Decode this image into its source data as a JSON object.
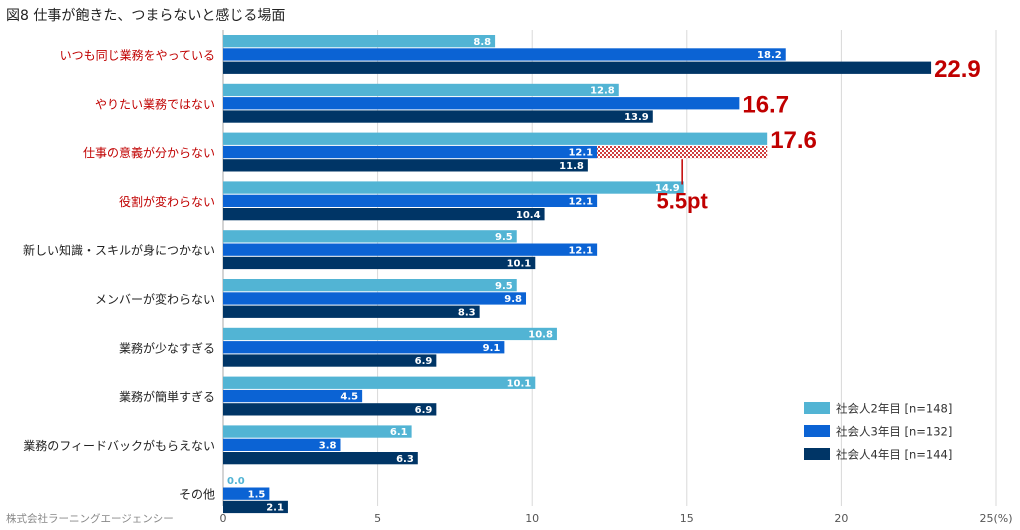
{
  "title": "図8 仕事が飽きた、つまらないと感じる場面",
  "credit": "株式会社ラーニングエージェンシー",
  "chart_data": {
    "type": "bar",
    "orientation": "horizontal",
    "title": "図8 仕事が飽きた、つまらないと感じる場面",
    "xlim": [
      0,
      25
    ],
    "x_ticks": [
      "0",
      "5",
      "10",
      "15",
      "20",
      "25(%)"
    ],
    "grid": true,
    "legend_position": "bottom-right",
    "categories": [
      "いつも同じ業務をやっている",
      "やりたい業務ではない",
      "仕事の意義が分からない",
      "役割が変わらない",
      "新しい知識・スキルが身につかない",
      "メンバーが変わらない",
      "業務が少なすぎる",
      "業務が簡単すぎる",
      "業務のフィードバックがもらえない",
      "その他"
    ],
    "highlighted_categories": [
      0,
      1,
      2,
      3
    ],
    "series": [
      {
        "name": "社会人2年目 [n=148]",
        "color": "#52b4d4",
        "values": [
          8.8,
          12.8,
          17.6,
          14.9,
          9.5,
          9.5,
          10.8,
          10.1,
          6.1,
          0.0
        ]
      },
      {
        "name": "社会人3年目 [n=132]",
        "color": "#0b63d4",
        "values": [
          18.2,
          16.7,
          12.1,
          12.1,
          12.1,
          9.8,
          9.1,
          4.5,
          3.8,
          1.5
        ]
      },
      {
        "name": "社会人4年目 [n=144]",
        "color": "#003566",
        "values": [
          22.9,
          13.9,
          11.8,
          10.4,
          10.1,
          8.3,
          6.9,
          6.9,
          6.3,
          2.1
        ]
      }
    ],
    "data_labels": [
      [
        "8.8",
        "18.2",
        "22.9"
      ],
      [
        "12.8",
        "16.7",
        "13.9"
      ],
      [
        "17.6",
        "12.1",
        "11.8"
      ],
      [
        "14.9",
        "12.1",
        "10.4"
      ],
      [
        "9.5",
        "12.1",
        "10.1"
      ],
      [
        "9.5",
        "9.8",
        "8.3"
      ],
      [
        "10.8",
        "9.1",
        "6.9"
      ],
      [
        "10.1",
        "4.5",
        "6.9"
      ],
      [
        "6.1",
        "3.8",
        "6.3"
      ],
      [
        "0.0",
        "1.5",
        "2.1"
      ]
    ],
    "emphasized_labels": [
      {
        "category": 0,
        "series": 2
      },
      {
        "category": 1,
        "series": 1
      },
      {
        "category": 2,
        "series": 0
      }
    ],
    "annotation": {
      "text": "5.5pt",
      "category": 2,
      "from_value": 12.1,
      "to_value": 17.6
    }
  },
  "colors": {
    "highlight_label": "#c00000",
    "normal_label": "#222222",
    "grid": "#d9d9d9",
    "axis": "#aaaaaa"
  }
}
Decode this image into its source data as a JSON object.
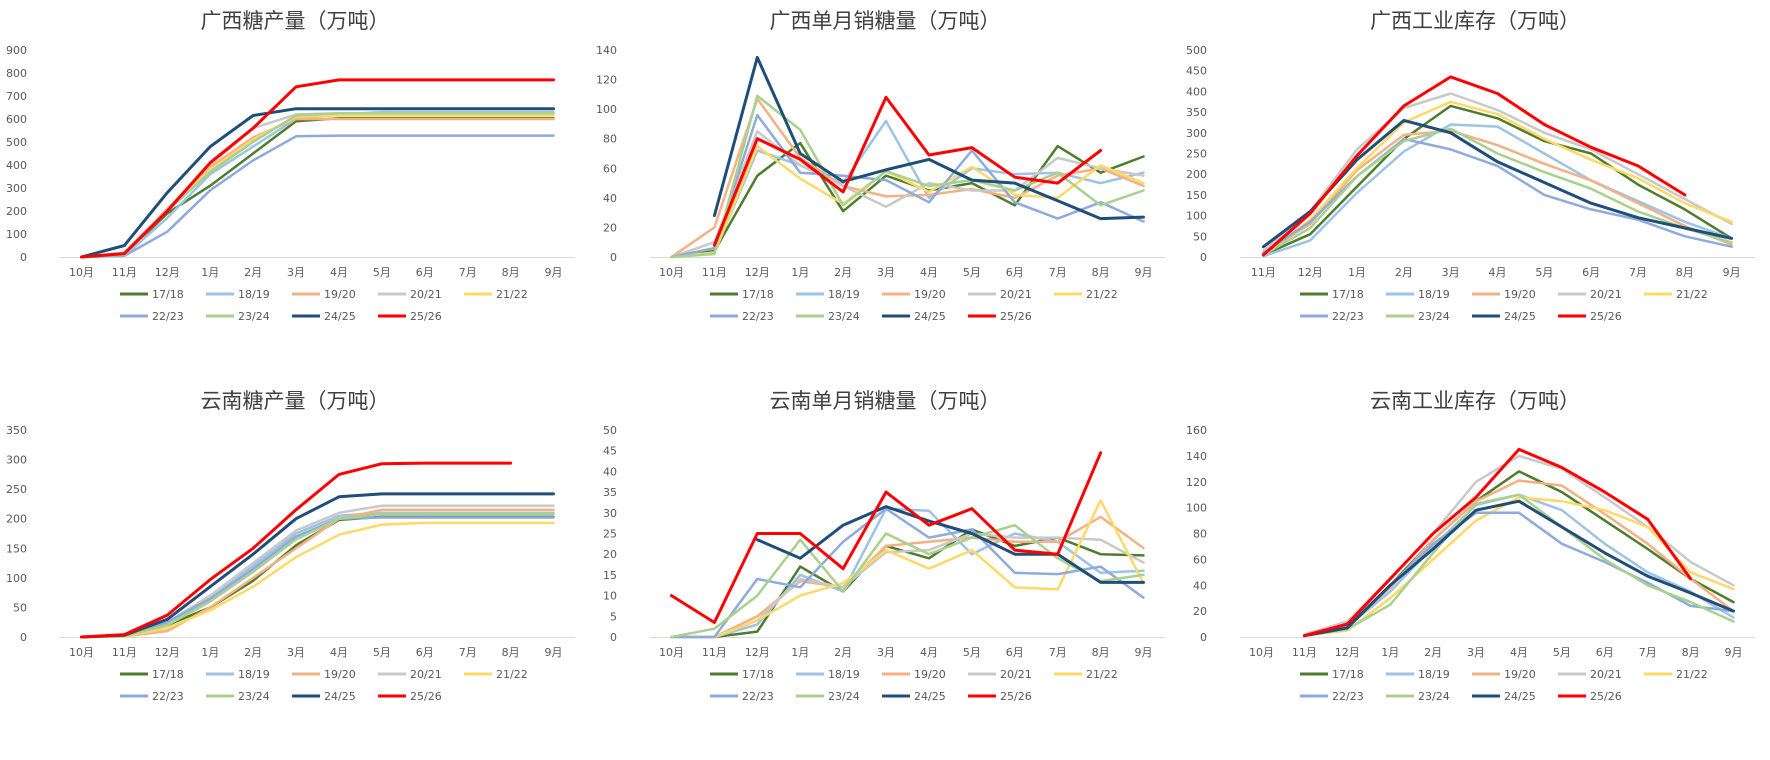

§ §

#### What the task requires:
Your task is to list each line of the records with the word "つまらないと感じる場面".

#### The completed task:
  "title": "図8 仕事が飽きた、つまらないと感じる場面",
    "title": "図8 仕事が飽きた、つまらないと感じる場面",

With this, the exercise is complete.